### WRITTEN EXERCISE
Locate the word "JSON" in the entries below, then gather every line that holds it.
===== TASK MATERIAL
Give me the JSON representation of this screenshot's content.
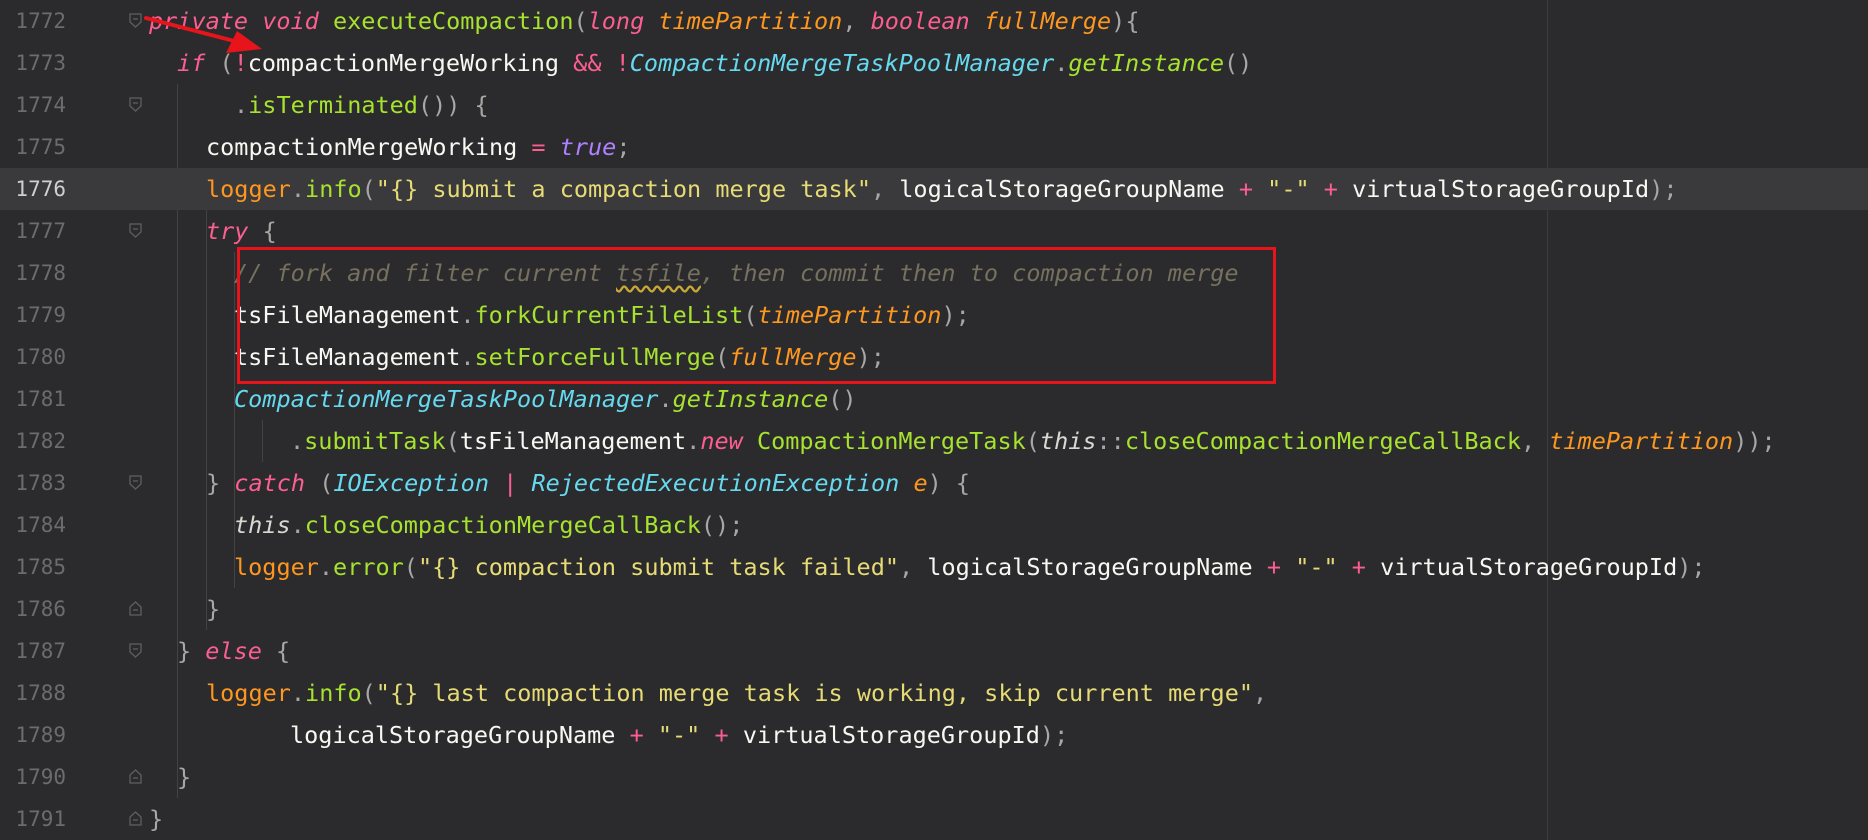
{
  "editor": {
    "language": "java",
    "current_line": 1776,
    "theme_colors": {
      "background": "#2b2b2e",
      "current_line_background": "#3a3a3c",
      "keyword": "#fc5f8f",
      "function": "#a6e22e",
      "class": "#66d9ef",
      "string": "#e6db74",
      "parameter": "#fd971f",
      "constant": "#ae81ff",
      "comment": "#75715e",
      "annotation": "#e8141c"
    },
    "lines": [
      {
        "number": "1772",
        "tokens": [
          {
            "t": "private",
            "c": "kw"
          },
          {
            "t": " ",
            "c": "plain"
          },
          {
            "t": "void",
            "c": "kw"
          },
          {
            "t": " ",
            "c": "plain"
          },
          {
            "t": "executeCompaction",
            "c": "fn"
          },
          {
            "t": "(",
            "c": "punc"
          },
          {
            "t": "long",
            "c": "kw"
          },
          {
            "t": " ",
            "c": "plain"
          },
          {
            "t": "timePartition",
            "c": "param"
          },
          {
            "t": ", ",
            "c": "punc"
          },
          {
            "t": "boolean",
            "c": "kw"
          },
          {
            "t": " ",
            "c": "plain"
          },
          {
            "t": "fullMerge",
            "c": "param"
          },
          {
            "t": "){",
            "c": "punc"
          }
        ]
      },
      {
        "number": "1773",
        "tokens": [
          {
            "t": "if",
            "c": "kw"
          },
          {
            "t": " (",
            "c": "punc"
          },
          {
            "t": "!",
            "c": "op"
          },
          {
            "t": "compactionMergeWorking",
            "c": "plain"
          },
          {
            "t": " ",
            "c": "plain"
          },
          {
            "t": "&&",
            "c": "op"
          },
          {
            "t": " ",
            "c": "plain"
          },
          {
            "t": "!",
            "c": "op"
          },
          {
            "t": "CompactionMergeTaskPoolManager",
            "c": "cls"
          },
          {
            "t": ".",
            "c": "punc"
          },
          {
            "t": "getInstance",
            "c": "fni"
          },
          {
            "t": "()",
            "c": "punc"
          }
        ]
      },
      {
        "number": "1774",
        "tokens": [
          {
            "t": ".",
            "c": "punc"
          },
          {
            "t": "isTerminated",
            "c": "fn"
          },
          {
            "t": "()) {",
            "c": "punc"
          }
        ]
      },
      {
        "number": "1775",
        "tokens": [
          {
            "t": "compactionMergeWorking",
            "c": "plain"
          },
          {
            "t": " ",
            "c": "plain"
          },
          {
            "t": "=",
            "c": "op"
          },
          {
            "t": " ",
            "c": "plain"
          },
          {
            "t": "true",
            "c": "kwv"
          },
          {
            "t": ";",
            "c": "punc"
          }
        ]
      },
      {
        "number": "1776",
        "tokens": [
          {
            "t": "logger",
            "c": "field"
          },
          {
            "t": ".",
            "c": "punc"
          },
          {
            "t": "info",
            "c": "fn"
          },
          {
            "t": "(",
            "c": "punc"
          },
          {
            "t": "\"{} submit a compaction merge task\"",
            "c": "str"
          },
          {
            "t": ", ",
            "c": "punc"
          },
          {
            "t": "logicalStorageGroupName",
            "c": "plain"
          },
          {
            "t": " ",
            "c": "plain"
          },
          {
            "t": "+",
            "c": "op"
          },
          {
            "t": " ",
            "c": "plain"
          },
          {
            "t": "\"-\"",
            "c": "str"
          },
          {
            "t": " ",
            "c": "plain"
          },
          {
            "t": "+",
            "c": "op"
          },
          {
            "t": " ",
            "c": "plain"
          },
          {
            "t": "virtualStorageGroupId",
            "c": "plain"
          },
          {
            "t": ");",
            "c": "punc"
          }
        ]
      },
      {
        "number": "1777",
        "tokens": [
          {
            "t": "try",
            "c": "kw"
          },
          {
            "t": " {",
            "c": "punc"
          }
        ]
      },
      {
        "number": "1778",
        "tokens": [
          {
            "t": "// fork and filter current ",
            "c": "cmt"
          },
          {
            "t": "tsfile",
            "c": "cmt",
            "typo": true
          },
          {
            "t": ", then commit then to compaction merge",
            "c": "cmt"
          }
        ]
      },
      {
        "number": "1779",
        "tokens": [
          {
            "t": "tsFileManagement",
            "c": "plain"
          },
          {
            "t": ".",
            "c": "punc"
          },
          {
            "t": "forkCurrentFileList",
            "c": "fn"
          },
          {
            "t": "(",
            "c": "punc"
          },
          {
            "t": "timePartition",
            "c": "param"
          },
          {
            "t": ");",
            "c": "punc"
          }
        ]
      },
      {
        "number": "1780",
        "tokens": [
          {
            "t": "tsFileManagement",
            "c": "plain"
          },
          {
            "t": ".",
            "c": "punc"
          },
          {
            "t": "setForceFullMerge",
            "c": "fn"
          },
          {
            "t": "(",
            "c": "punc"
          },
          {
            "t": "fullMerge",
            "c": "param"
          },
          {
            "t": ");",
            "c": "punc"
          }
        ]
      },
      {
        "number": "1781",
        "tokens": [
          {
            "t": "CompactionMergeTaskPoolManager",
            "c": "cls"
          },
          {
            "t": ".",
            "c": "punc"
          },
          {
            "t": "getInstance",
            "c": "fni"
          },
          {
            "t": "()",
            "c": "punc"
          }
        ]
      },
      {
        "number": "1782",
        "tokens": [
          {
            "t": ".",
            "c": "punc"
          },
          {
            "t": "submitTask",
            "c": "fn"
          },
          {
            "t": "(",
            "c": "punc"
          },
          {
            "t": "tsFileManagement",
            "c": "plain"
          },
          {
            "t": ".",
            "c": "punc"
          },
          {
            "t": "new",
            "c": "kw"
          },
          {
            "t": " ",
            "c": "plain"
          },
          {
            "t": "CompactionMergeTask",
            "c": "fn"
          },
          {
            "t": "(",
            "c": "punc"
          },
          {
            "t": "this",
            "c": "this"
          },
          {
            "t": "::",
            "c": "punc"
          },
          {
            "t": "closeCompactionMergeCallBack",
            "c": "fn"
          },
          {
            "t": ", ",
            "c": "punc"
          },
          {
            "t": "timePartition",
            "c": "param"
          },
          {
            "t": "));",
            "c": "punc"
          }
        ]
      },
      {
        "number": "1783",
        "tokens": [
          {
            "t": "} ",
            "c": "punc"
          },
          {
            "t": "catch",
            "c": "kw"
          },
          {
            "t": " (",
            "c": "punc"
          },
          {
            "t": "IOException",
            "c": "cls"
          },
          {
            "t": " ",
            "c": "plain"
          },
          {
            "t": "|",
            "c": "op"
          },
          {
            "t": " ",
            "c": "plain"
          },
          {
            "t": "RejectedExecutionException",
            "c": "cls"
          },
          {
            "t": " ",
            "c": "plain"
          },
          {
            "t": "e",
            "c": "param"
          },
          {
            "t": ") {",
            "c": "punc"
          }
        ]
      },
      {
        "number": "1784",
        "tokens": [
          {
            "t": "this",
            "c": "this"
          },
          {
            "t": ".",
            "c": "punc"
          },
          {
            "t": "closeCompactionMergeCallBack",
            "c": "fn"
          },
          {
            "t": "();",
            "c": "punc"
          }
        ]
      },
      {
        "number": "1785",
        "tokens": [
          {
            "t": "logger",
            "c": "field"
          },
          {
            "t": ".",
            "c": "punc"
          },
          {
            "t": "error",
            "c": "fn"
          },
          {
            "t": "(",
            "c": "punc"
          },
          {
            "t": "\"{} compaction submit task failed\"",
            "c": "str"
          },
          {
            "t": ", ",
            "c": "punc"
          },
          {
            "t": "logicalStorageGroupName",
            "c": "plain"
          },
          {
            "t": " ",
            "c": "plain"
          },
          {
            "t": "+",
            "c": "op"
          },
          {
            "t": " ",
            "c": "plain"
          },
          {
            "t": "\"-\"",
            "c": "str"
          },
          {
            "t": " ",
            "c": "plain"
          },
          {
            "t": "+",
            "c": "op"
          },
          {
            "t": " ",
            "c": "plain"
          },
          {
            "t": "virtualStorageGroupId",
            "c": "plain"
          },
          {
            "t": ");",
            "c": "punc"
          }
        ]
      },
      {
        "number": "1786",
        "tokens": [
          {
            "t": "}",
            "c": "punc"
          }
        ]
      },
      {
        "number": "1787",
        "tokens": [
          {
            "t": "} ",
            "c": "punc"
          },
          {
            "t": "else",
            "c": "kw"
          },
          {
            "t": " {",
            "c": "punc"
          }
        ]
      },
      {
        "number": "1788",
        "tokens": [
          {
            "t": "logger",
            "c": "field"
          },
          {
            "t": ".",
            "c": "punc"
          },
          {
            "t": "info",
            "c": "fn"
          },
          {
            "t": "(",
            "c": "punc"
          },
          {
            "t": "\"{} last compaction merge task is working, skip current merge\"",
            "c": "str"
          },
          {
            "t": ",",
            "c": "punc"
          }
        ]
      },
      {
        "number": "1789",
        "tokens": [
          {
            "t": "logicalStorageGroupName",
            "c": "plain"
          },
          {
            "t": " ",
            "c": "plain"
          },
          {
            "t": "+",
            "c": "op"
          },
          {
            "t": " ",
            "c": "plain"
          },
          {
            "t": "\"-\"",
            "c": "str"
          },
          {
            "t": " ",
            "c": "plain"
          },
          {
            "t": "+",
            "c": "op"
          },
          {
            "t": " ",
            "c": "plain"
          },
          {
            "t": "virtualStorageGroupId",
            "c": "plain"
          },
          {
            "t": ");",
            "c": "punc"
          }
        ]
      },
      {
        "number": "1790",
        "tokens": [
          {
            "t": "}",
            "c": "punc"
          }
        ]
      },
      {
        "number": "1791",
        "tokens": [
          {
            "t": "}",
            "c": "punc"
          }
        ]
      }
    ]
  },
  "annotations": {
    "highlight_box": {
      "color": "#e8141c",
      "label": "highlighted code region"
    },
    "arrow": {
      "color": "#e8141c"
    }
  }
}
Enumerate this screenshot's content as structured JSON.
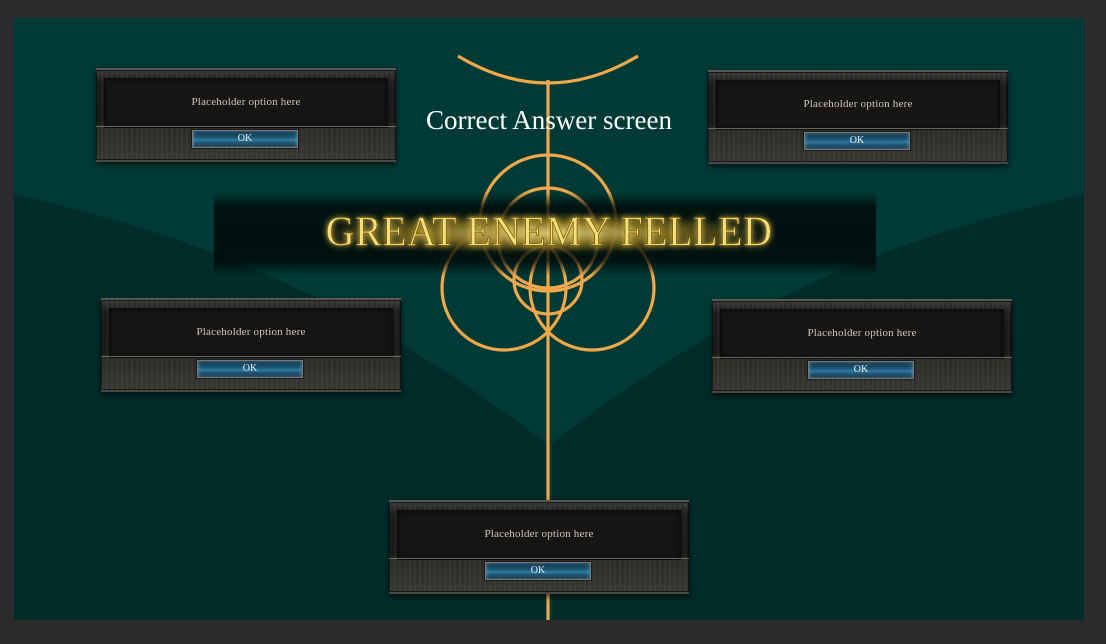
==========
### RESULT OF THE EXERCISE
Give me the JSON representation of this screenshot's content.
Enumerate this screenshot's content as structured JSON.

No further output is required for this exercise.